→ **SUPPLIED RECORDS**
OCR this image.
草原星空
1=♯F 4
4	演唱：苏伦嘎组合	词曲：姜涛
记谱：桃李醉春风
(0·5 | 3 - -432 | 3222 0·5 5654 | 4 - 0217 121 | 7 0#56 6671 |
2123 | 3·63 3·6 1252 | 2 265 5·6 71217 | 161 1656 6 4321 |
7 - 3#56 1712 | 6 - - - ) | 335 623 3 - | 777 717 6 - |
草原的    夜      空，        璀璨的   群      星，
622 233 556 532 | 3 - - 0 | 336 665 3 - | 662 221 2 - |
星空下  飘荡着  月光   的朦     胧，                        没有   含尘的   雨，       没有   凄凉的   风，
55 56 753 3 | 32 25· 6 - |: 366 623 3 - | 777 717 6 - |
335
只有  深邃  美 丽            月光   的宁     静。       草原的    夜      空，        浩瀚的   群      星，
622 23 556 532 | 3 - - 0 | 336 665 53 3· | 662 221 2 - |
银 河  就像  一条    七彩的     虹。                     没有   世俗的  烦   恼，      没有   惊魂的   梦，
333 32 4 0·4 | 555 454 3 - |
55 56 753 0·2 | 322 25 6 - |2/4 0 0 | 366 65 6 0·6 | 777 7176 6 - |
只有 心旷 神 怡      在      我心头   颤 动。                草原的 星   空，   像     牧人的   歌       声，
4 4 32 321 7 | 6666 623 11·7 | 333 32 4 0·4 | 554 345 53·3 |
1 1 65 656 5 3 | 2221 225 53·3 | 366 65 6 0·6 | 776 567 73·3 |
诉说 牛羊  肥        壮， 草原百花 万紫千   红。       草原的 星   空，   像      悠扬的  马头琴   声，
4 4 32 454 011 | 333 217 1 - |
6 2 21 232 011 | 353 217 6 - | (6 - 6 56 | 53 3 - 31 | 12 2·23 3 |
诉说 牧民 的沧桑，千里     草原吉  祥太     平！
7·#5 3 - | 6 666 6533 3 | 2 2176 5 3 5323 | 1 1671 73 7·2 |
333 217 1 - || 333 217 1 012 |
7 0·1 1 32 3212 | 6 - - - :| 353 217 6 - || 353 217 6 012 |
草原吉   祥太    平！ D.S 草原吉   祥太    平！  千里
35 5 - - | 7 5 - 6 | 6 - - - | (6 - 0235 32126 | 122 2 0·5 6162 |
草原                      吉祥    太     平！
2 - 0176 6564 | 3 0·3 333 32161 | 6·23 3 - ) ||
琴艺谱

* * *

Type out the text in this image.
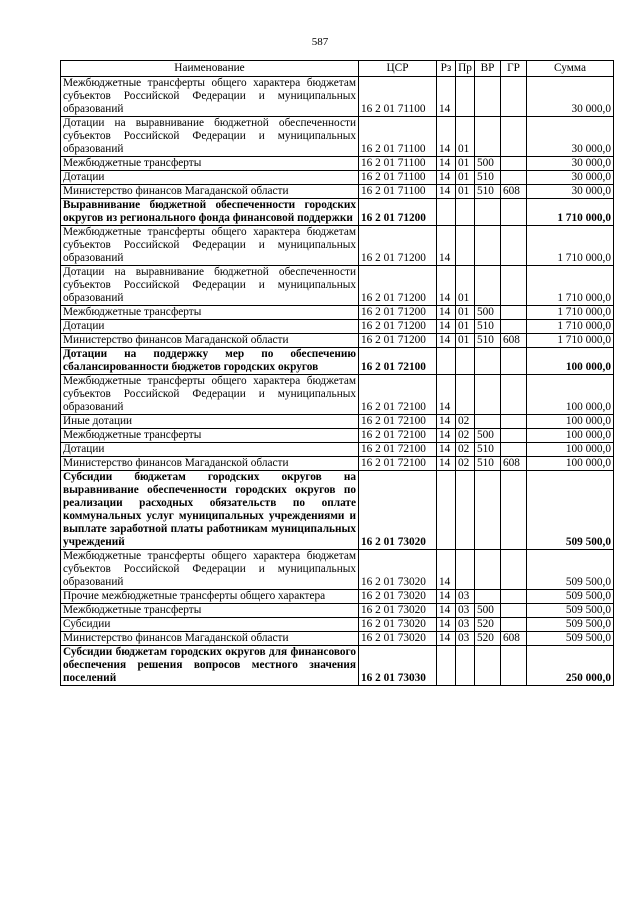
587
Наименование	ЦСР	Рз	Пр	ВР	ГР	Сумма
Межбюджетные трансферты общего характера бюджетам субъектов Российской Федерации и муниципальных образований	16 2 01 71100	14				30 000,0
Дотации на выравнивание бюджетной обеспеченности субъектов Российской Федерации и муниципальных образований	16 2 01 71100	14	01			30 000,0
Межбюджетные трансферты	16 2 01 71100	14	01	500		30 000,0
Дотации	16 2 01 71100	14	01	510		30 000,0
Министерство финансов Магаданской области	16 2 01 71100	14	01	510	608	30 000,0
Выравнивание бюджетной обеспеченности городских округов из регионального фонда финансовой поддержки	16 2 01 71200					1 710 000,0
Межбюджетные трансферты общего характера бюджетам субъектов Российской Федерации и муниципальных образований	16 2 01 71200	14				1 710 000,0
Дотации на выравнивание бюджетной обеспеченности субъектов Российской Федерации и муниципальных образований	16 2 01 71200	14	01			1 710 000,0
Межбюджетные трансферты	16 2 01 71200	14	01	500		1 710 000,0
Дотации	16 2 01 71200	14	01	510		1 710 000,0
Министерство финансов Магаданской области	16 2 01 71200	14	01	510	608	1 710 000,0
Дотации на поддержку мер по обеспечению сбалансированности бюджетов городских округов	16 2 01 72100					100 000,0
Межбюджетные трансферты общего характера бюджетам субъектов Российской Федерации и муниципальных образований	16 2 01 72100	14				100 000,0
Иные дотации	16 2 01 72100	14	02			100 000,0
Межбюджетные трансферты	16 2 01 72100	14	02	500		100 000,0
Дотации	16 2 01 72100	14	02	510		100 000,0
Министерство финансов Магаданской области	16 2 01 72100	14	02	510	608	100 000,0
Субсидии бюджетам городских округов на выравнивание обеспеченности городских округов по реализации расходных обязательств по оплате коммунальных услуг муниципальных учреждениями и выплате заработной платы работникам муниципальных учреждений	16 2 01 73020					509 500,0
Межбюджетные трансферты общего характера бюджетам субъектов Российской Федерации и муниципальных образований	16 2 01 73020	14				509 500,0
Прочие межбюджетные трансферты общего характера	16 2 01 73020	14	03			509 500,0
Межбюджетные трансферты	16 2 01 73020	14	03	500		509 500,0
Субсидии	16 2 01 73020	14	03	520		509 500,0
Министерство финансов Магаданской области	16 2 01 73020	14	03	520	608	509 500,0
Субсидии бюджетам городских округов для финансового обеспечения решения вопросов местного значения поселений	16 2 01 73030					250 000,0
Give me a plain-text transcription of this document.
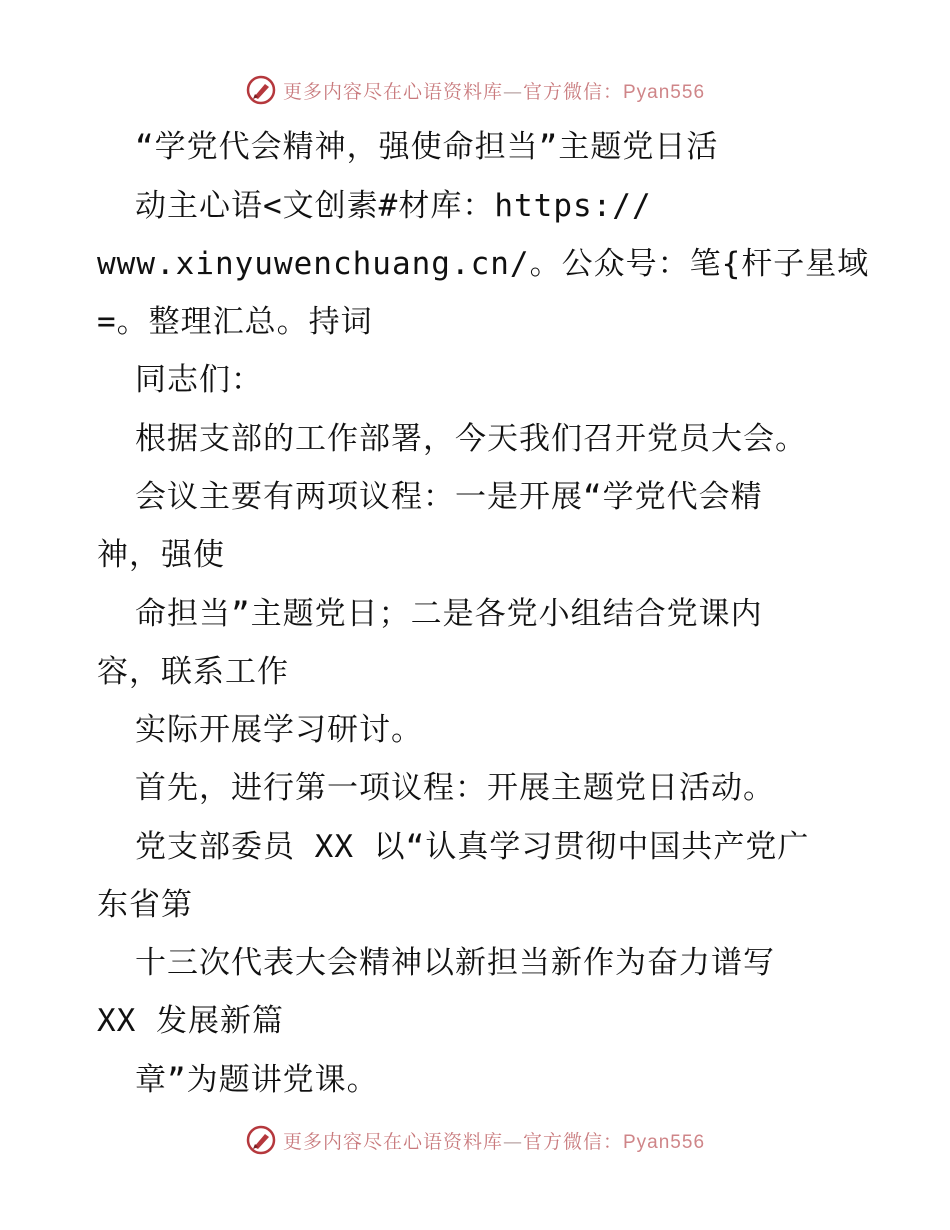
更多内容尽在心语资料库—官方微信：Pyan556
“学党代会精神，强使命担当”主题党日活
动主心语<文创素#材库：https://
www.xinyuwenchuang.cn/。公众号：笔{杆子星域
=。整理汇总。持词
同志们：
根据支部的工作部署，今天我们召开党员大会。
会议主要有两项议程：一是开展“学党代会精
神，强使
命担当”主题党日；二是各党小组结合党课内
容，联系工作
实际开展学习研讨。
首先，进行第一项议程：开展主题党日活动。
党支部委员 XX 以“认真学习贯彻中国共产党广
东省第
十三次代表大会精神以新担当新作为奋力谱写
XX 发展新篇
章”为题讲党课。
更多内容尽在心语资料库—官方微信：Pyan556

→ **WHAT THE TASK REQUIRES**
Scan the material above. Copy each line that holds the word "Субсидии".

→ **EXERCISE RESULT**
Субсидии бюджетам городских округов на выравнивание обеспеченности городских округов по реализации расходных обязательств по оплате коммунальных услуг муниципальных учреждениями и выплате заработной платы работникам муниципальных учреждений	16 2 01 73020					509 500,0
Субсидии	16 2 01 73020	14	03	520		509 500,0
Субсидии бюджетам городских округов для финансового обеспечения решения вопросов местного значения поселений	16 2 01 73030					250 000,0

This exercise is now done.